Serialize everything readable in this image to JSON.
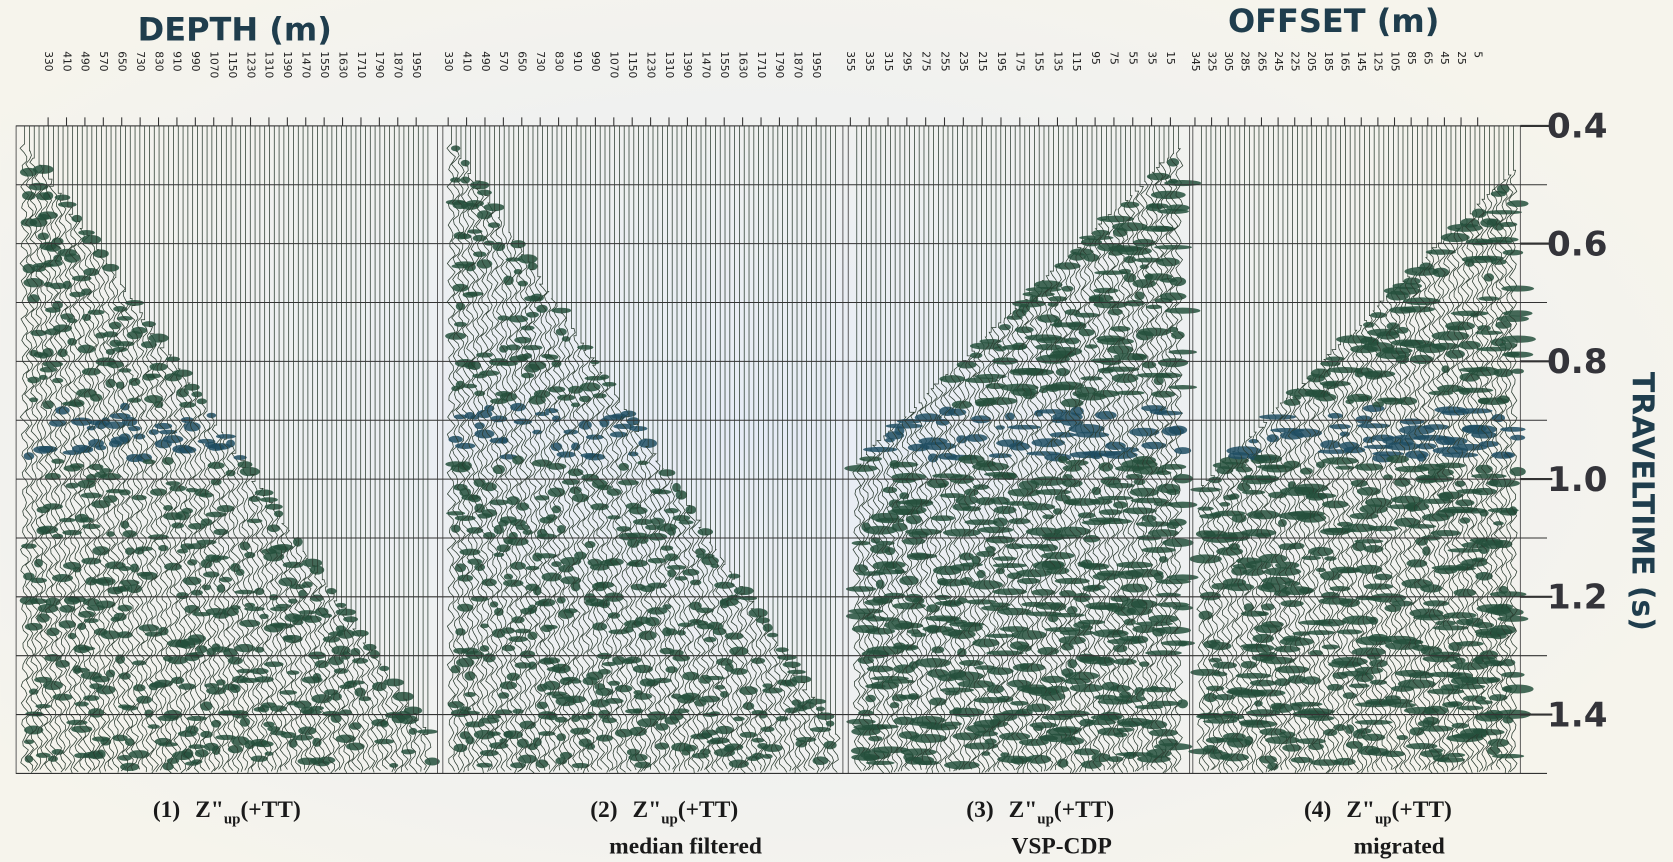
{
  "header": {
    "left_title": "DEPTH (m)",
    "right_title": "OFFSET (m)"
  },
  "panels": [
    {
      "trace_labels": [
        330,
        410,
        490,
        570,
        650,
        730,
        830,
        910,
        990,
        1070,
        1150,
        1230,
        1310,
        1390,
        1470,
        1550,
        1630,
        1710,
        1790,
        1870,
        1950
      ],
      "caption": {
        "number": "(1)",
        "symbol": "Z\"",
        "subscript": "up",
        "suffix": "(+TT)"
      }
    },
    {
      "trace_labels": [
        330,
        410,
        490,
        570,
        650,
        730,
        830,
        910,
        990,
        1070,
        1150,
        1230,
        1310,
        1390,
        1470,
        1550,
        1630,
        1710,
        1790,
        1870,
        1950
      ],
      "caption": {
        "number": "(2)",
        "symbol": "Z\"",
        "subscript": "up",
        "suffix": "(+TT)",
        "note": "median filtered"
      }
    },
    {
      "trace_labels": [
        355,
        335,
        315,
        295,
        275,
        255,
        235,
        215,
        195,
        175,
        155,
        135,
        115,
        95,
        75,
        55,
        35,
        15
      ],
      "caption": {
        "number": "(3)",
        "symbol": "Z\"",
        "subscript": "up",
        "suffix": "(+TT)",
        "note": "VSP-CDP"
      }
    },
    {
      "trace_labels": [
        345,
        325,
        305,
        285,
        265,
        245,
        225,
        205,
        185,
        165,
        145,
        125,
        105,
        85,
        65,
        45,
        25,
        5
      ],
      "caption": {
        "number": "(4)",
        "symbol": "Z\"",
        "subscript": "up",
        "suffix": "(+TT)",
        "note": "migrated"
      }
    }
  ],
  "time_axis": {
    "label": "TRAVELTIME (s)",
    "lim": [
      0.4,
      1.5
    ],
    "ticks": [
      0.4,
      0.6,
      0.8,
      {
        "value": 1,
        "label": "1.0"
      },
      1.2,
      1.4
    ],
    "gridlines": [
      0.4,
      0.5,
      0.6,
      0.7,
      0.8,
      0.9,
      1,
      1.1,
      1.2,
      1.3,
      1.4,
      1.5
    ]
  }
}
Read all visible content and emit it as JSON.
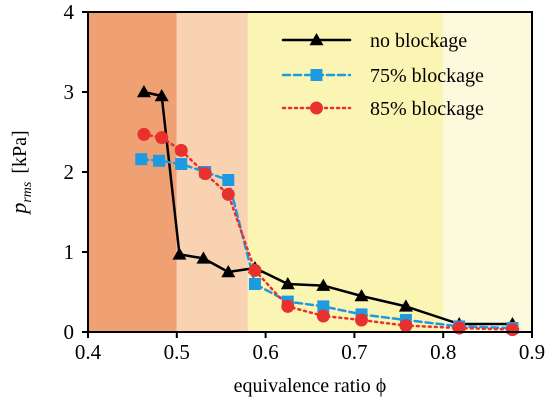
{
  "chart_data": {
    "type": "line",
    "xlabel": "equivalence ratio ϕ",
    "ylabel_main": "p",
    "ylabel_sub": "rms",
    "ylabel_unit": "[kPa]",
    "xlim": [
      0.4,
      0.9
    ],
    "ylim": [
      0,
      4
    ],
    "xticks": [
      "0.4",
      "0.5",
      "0.6",
      "0.7",
      "0.8",
      "0.9"
    ],
    "yticks": [
      "0",
      "1",
      "2",
      "3",
      "4"
    ],
    "grid": false,
    "legend_position": "top-right",
    "bands": [
      {
        "x": [
          0.4,
          0.5
        ],
        "color": "#f0a173"
      },
      {
        "x": [
          0.5,
          0.58
        ],
        "color": "#f9d2b1"
      },
      {
        "x": [
          0.58,
          0.8
        ],
        "color": "#fbf5b3"
      },
      {
        "x": [
          0.8,
          0.9
        ],
        "color": "#fdf9dc"
      }
    ],
    "series": [
      {
        "name": "no blockage",
        "color": "#000000",
        "line_style": "solid",
        "marker": "triangle",
        "x": [
          0.463,
          0.483,
          0.503,
          0.53,
          0.558,
          0.588,
          0.625,
          0.665,
          0.708,
          0.758,
          0.818,
          0.878
        ],
        "y": [
          3.0,
          2.95,
          0.97,
          0.92,
          0.75,
          0.8,
          0.6,
          0.58,
          0.45,
          0.32,
          0.1,
          0.1
        ]
      },
      {
        "name": "75% blockage",
        "color": "#1e9be0",
        "line_style": "dashed",
        "marker": "square",
        "x": [
          0.46,
          0.48,
          0.505,
          0.532,
          0.558,
          0.588,
          0.625,
          0.665,
          0.708,
          0.758,
          0.818,
          0.878
        ],
        "y": [
          2.16,
          2.14,
          2.1,
          2.0,
          1.9,
          0.6,
          0.38,
          0.32,
          0.22,
          0.15,
          0.07,
          0.05
        ]
      },
      {
        "name": "85% blockage",
        "color": "#e8302f",
        "line_style": "dotted",
        "marker": "circle",
        "x": [
          0.463,
          0.483,
          0.505,
          0.532,
          0.558,
          0.588,
          0.625,
          0.665,
          0.708,
          0.758,
          0.818,
          0.878
        ],
        "y": [
          2.47,
          2.43,
          2.27,
          1.98,
          1.72,
          0.77,
          0.32,
          0.2,
          0.15,
          0.08,
          0.05,
          0.03
        ]
      }
    ]
  }
}
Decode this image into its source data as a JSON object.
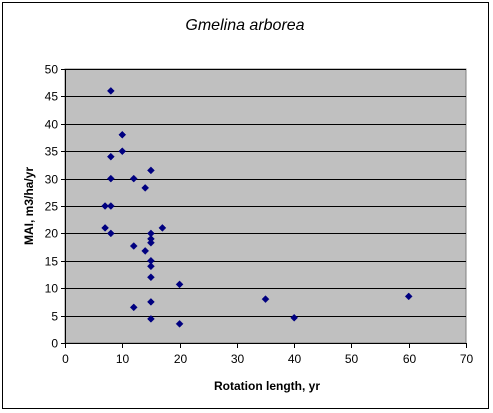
______________________________
§ What you are asked to do: Omit the pictures and reproduce the listing exactly.

§ Solution:
Serialize everything readable in this image to JSON.
{
  "header": {
    "left_title": "DEPTH (m)",
    "right_title": "OFFSET (m)"
  },
  "panels": [
    {
      "trace_labels": [
        330,
        410,
        490,
        570,
        650,
        730,
        830,
        910,
        990,
        1070,
        1150,
        1230,
        1310,
        1390,
        1470,
        1550,
        1630,
        1710,
        1790,
        1870,
        1950
      ],
      "caption": {
        "number": "(1)",
        "symbol": "Z\"",
        "subscript": "up",
        "suffix": "(+TT)"
      }
    },
    {
      "trace_labels": [
        330,
        410,
        490,
        570,
        650,
        730,
        830,
        910,
        990,
        1070,
        1150,
        1230,
        1310,
        1390,
        1470,
        1550,
        1630,
        1710,
        1790,
        1870,
        1950
      ],
      "caption": {
        "number": "(2)",
        "symbol": "Z\"",
        "subscript": "up",
        "suffix": "(+TT)",
        "note": "median filtered"
      }
    },
    {
      "trace_labels": [
        355,
        335,
        315,
        295,
        275,
        255,
        235,
        215,
        195,
        175,
        155,
        135,
        115,
        95,
        75,
        55,
        35,
        15
      ],
      "caption": {
        "number": "(3)",
        "symbol": "Z\"",
        "subscript": "up",
        "suffix": "(+TT)",
        "note": "VSP-CDP"
      }
    },
    {
      "trace_labels": [
        345,
        325,
        305,
        285,
        265,
        245,
        225,
        205,
        185,
        165,
        145,
        125,
        105,
        85,
        65,
        45,
        25,
        5
      ],
      "caption": {
        "number": "(4)",
        "symbol": "Z\"",
        "subscript": "up",
        "suffix": "(+TT)",
        "note": "migrated"
      }
    }
  ],
  "time_axis": {
    "label": "TRAVELTIME (s)",
    "lim": [
      0.4,
      1.5
    ],
    "ticks": [
      0.4,
      0.6,
      0.8,
      {
        "value": 1,
        "label": "1.0"
      },
      1.2,
      1.4
    ],
    "gridlines": [
      0.4,
      0.5,
      0.6,
      0.7,
      0.8,
      0.9,
      1,
      1.1,
      1.2,
      1.3,
      1.4,
      1.5
    ]
  }
}
Read all visible content and emit it as JSON.
{
  "chart_data": {
    "type": "line",
    "xlabel": "equivalence ratio ϕ",
    "ylabel_main": "p",
    "ylabel_sub": "rms",
    "ylabel_unit": "[kPa]",
    "xlim": [
      0.4,
      0.9
    ],
    "ylim": [
      0,
      4
    ],
    "xticks": [
      "0.4",
      "0.5",
      "0.6",
      "0.7",
      "0.8",
      "0.9"
    ],
    "yticks": [
      "0",
      "1",
      "2",
      "3",
      "4"
    ],
    "grid": false,
    "legend_position": "top-right",
    "bands": [
      {
        "x": [
          0.4,
          0.5
        ],
        "color": "#f0a173"
      },
      {
        "x": [
          0.5,
          0.58
        ],
        "color": "#f9d2b1"
      },
      {
        "x": [
          0.58,
          0.8
        ],
        "color": "#fbf5b3"
      },
      {
        "x": [
          0.8,
          0.9
        ],
        "color": "#fdf9dc"
      }
    ],
    "series": [
      {
        "name": "no blockage",
        "color": "#000000",
        "line_style": "solid",
        "marker": "triangle",
        "x": [
          0.463,
          0.483,
          0.503,
          0.53,
          0.558,
          0.588,
          0.625,
          0.665,
          0.708,
          0.758,
          0.818,
          0.878
        ],
        "y": [
          3.0,
          2.95,
          0.97,
          0.92,
          0.75,
          0.8,
          0.6,
          0.58,
          0.45,
          0.32,
          0.1,
          0.1
        ]
      },
      {
        "name": "75% blockage",
        "color": "#1e9be0",
        "line_style": "dashed",
        "marker": "square",
        "x": [
          0.46,
          0.48,
          0.505,
          0.532,
          0.558,
          0.588,
          0.625,
          0.665,
          0.708,
          0.758,
          0.818,
          0.878
        ],
        "y": [
          2.16,
          2.14,
          2.1,
          2.0,
          1.9,
          0.6,
          0.38,
          0.32,
          0.22,
          0.15,
          0.07,
          0.05
        ]
      },
      {
        "name": "85% blockage",
        "color": "#e8302f",
        "line_style": "dotted",
        "marker": "circle",
        "x": [
          0.463,
          0.483,
          0.505,
          0.532,
          0.558,
          0.588,
          0.625,
          0.665,
          0.708,
          0.758,
          0.818,
          0.878
        ],
        "y": [
          2.47,
          2.43,
          2.27,
          1.98,
          1.72,
          0.77,
          0.32,
          0.2,
          0.15,
          0.08,
          0.05,
          0.03
        ]
      }
    ]
  }
}
Decode this image into its source data as a JSON object.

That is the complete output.